*** SELECTED EXCERPT ***
Finally, we examined maternal IDS in relation to individual vocabulary development. Mothers' IDS rates varied greatly (M = 4.1 syllables per second; range = 3.0–5.6). Slower speech rates facilitate young children's word recognition,14 and we therefore predicted a relation of individual mothers' IDS rate to their children's N-CDI score at 11 months. However, we observed no such relationship of mother's speech rate modification (FADS-IDS difference) with children's measured vocabulary size [see Fig. 1(C)]. Mothers also varied greatly in the proportion of tokens produced in isolation [M = 28%; range = 13% to 46%; note that we included fillers and vocatives in our count, so that this number is higher than in some past studies that excluded such forms (e.g., Ref. 8)]. Prior studies have suggested that exposure to isolated words promotes language development (Ref. 5, the count of which also included all isolated tokens), and we thus predicted that caregivers' production of few isolated words might be linked to smaller productive vocabulary size. However, after excluding the data from one mother who only produced a single token of a trained word, we found the opposite pattern: The production of a greater proportion of multi-word utterances relative to single-word utterances was associated with infants having larger productive vocabularies at 11 months of age, r(26) = 0.52, p = 0.005. There are at least two plausible explanations for this finding: (1) Mothers modify their speaking style to suit their infants' level of linguistic skill (e.g., Ref. 19) or (2) exposure to multi-word utterances promotes (rather than hinders) vocabulary development in young infants.
***
### WORK TO COMPLETE
[a] Answer these from the passage on maternal infant-directed speech:
(i) What were the mean and range of mothers' speech rates?
(ii) Which forms did the count of isolated tokens include that made it higher than in some past studies?
(iii) What correlation and p value linked multi-word utterances to productive vocabulary at 11 months?
[b] Pick up the passage on maternal infant-directed speech after its last sentence and continue it.
*** EXTRACTED RECORDS ***
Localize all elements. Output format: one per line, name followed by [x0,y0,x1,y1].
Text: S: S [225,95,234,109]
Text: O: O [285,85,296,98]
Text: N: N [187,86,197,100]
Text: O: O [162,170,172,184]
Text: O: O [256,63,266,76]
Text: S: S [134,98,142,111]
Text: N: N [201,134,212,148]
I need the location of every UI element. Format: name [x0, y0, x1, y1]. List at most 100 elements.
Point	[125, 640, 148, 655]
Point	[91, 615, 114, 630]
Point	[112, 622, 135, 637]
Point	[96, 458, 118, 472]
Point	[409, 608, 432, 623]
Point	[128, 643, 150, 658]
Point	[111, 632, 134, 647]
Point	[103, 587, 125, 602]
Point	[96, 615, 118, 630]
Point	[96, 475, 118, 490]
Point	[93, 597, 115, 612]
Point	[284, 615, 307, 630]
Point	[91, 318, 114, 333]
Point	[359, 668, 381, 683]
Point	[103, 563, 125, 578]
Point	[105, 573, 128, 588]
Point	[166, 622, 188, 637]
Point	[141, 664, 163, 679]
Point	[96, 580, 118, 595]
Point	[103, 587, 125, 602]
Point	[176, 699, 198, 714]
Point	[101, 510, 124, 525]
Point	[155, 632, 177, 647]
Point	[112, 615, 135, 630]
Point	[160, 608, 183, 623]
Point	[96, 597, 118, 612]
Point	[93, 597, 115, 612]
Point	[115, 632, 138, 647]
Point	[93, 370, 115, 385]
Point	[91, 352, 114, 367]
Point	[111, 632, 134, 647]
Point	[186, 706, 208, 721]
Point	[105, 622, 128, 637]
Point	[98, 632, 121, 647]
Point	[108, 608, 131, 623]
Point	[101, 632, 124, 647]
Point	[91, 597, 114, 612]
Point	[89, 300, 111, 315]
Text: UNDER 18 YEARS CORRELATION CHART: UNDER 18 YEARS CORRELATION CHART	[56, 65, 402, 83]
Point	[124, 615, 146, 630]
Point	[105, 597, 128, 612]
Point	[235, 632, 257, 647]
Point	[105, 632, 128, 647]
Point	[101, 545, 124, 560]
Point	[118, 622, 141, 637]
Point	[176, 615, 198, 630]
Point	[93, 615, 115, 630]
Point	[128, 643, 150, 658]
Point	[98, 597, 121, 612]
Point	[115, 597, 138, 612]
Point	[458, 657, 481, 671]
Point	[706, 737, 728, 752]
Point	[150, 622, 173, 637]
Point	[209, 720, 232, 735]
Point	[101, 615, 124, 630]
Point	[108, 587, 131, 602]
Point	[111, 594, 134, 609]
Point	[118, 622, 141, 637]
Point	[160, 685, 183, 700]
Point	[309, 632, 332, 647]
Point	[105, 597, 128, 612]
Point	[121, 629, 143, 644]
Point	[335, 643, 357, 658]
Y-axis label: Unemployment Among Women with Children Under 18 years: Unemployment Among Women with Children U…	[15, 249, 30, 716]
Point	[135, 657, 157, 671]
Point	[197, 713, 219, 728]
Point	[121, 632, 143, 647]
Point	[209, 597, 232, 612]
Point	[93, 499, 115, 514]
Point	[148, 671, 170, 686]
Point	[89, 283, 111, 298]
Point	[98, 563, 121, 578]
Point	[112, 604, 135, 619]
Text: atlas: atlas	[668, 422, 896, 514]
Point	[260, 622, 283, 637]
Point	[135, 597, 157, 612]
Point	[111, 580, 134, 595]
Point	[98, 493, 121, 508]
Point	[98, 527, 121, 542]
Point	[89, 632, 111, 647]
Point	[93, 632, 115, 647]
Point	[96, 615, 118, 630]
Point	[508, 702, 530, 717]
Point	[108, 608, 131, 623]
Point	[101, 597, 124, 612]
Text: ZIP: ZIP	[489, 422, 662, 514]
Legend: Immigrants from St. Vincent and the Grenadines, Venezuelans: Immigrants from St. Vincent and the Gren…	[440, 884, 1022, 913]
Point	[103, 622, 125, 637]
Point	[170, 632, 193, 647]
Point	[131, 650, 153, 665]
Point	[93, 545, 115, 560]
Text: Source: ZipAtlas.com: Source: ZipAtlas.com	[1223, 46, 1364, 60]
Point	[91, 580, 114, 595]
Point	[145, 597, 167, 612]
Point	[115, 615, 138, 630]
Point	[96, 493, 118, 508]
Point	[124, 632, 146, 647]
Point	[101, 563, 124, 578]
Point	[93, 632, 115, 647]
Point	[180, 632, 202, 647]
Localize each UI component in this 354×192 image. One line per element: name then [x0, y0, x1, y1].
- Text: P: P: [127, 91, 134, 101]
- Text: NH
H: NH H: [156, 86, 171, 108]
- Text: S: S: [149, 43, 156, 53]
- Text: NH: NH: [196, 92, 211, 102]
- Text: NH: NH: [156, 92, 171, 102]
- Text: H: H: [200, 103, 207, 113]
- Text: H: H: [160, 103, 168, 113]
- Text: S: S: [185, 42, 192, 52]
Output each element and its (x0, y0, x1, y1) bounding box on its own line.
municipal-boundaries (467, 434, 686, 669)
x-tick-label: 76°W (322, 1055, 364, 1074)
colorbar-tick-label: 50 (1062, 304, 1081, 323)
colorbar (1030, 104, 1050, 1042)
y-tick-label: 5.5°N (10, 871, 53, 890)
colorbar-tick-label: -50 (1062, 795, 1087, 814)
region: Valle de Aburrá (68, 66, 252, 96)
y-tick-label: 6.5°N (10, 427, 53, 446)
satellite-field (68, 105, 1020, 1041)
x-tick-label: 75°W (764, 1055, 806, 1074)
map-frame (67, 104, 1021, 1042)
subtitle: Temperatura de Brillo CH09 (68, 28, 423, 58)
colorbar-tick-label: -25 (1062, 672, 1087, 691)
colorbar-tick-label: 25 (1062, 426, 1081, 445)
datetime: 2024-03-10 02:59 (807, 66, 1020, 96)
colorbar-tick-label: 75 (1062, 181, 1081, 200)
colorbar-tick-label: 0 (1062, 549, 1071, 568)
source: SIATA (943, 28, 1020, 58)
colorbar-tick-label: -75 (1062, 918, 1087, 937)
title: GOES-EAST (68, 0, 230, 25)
***
### ANSWERS TO THIS EXERCISE
[a]
(i) A mean of 4.1 syllables per second, with a range of 3.0–5.6.
(ii) Fillers and vocatives.
(iii) r(26) = 0.52, p = 0.005.

[b]
III. Conclusion
Children's vocabularies expand at an astonishing rate in the second year of life. This corpus focuses on the language input children are receiving when they are on the brink of this expansion.18 The corpus is specifically designed to allow researchers to address key questions that are difficult or impossible to address in other corpora examining language input at this crucial stage of development. The findings summarized in this initial report already motivate more nuanced definitions of “adult-directed” versus “infant-directed” speech and provide new insights into the role of early input in word discovery.
Acknowledgments
Corpus construction was funded by NWO-SPINOZA (“Native and nonnative listening”; A. Cutler). The second, third, and fourth authors are affiliated to both the Max Planck Institute of Psycholinguistics and the Radboud University Nijmegen. We thank Tijl Grootswagers for assistance in programming and Angela Khadar for assistance in data acquisition.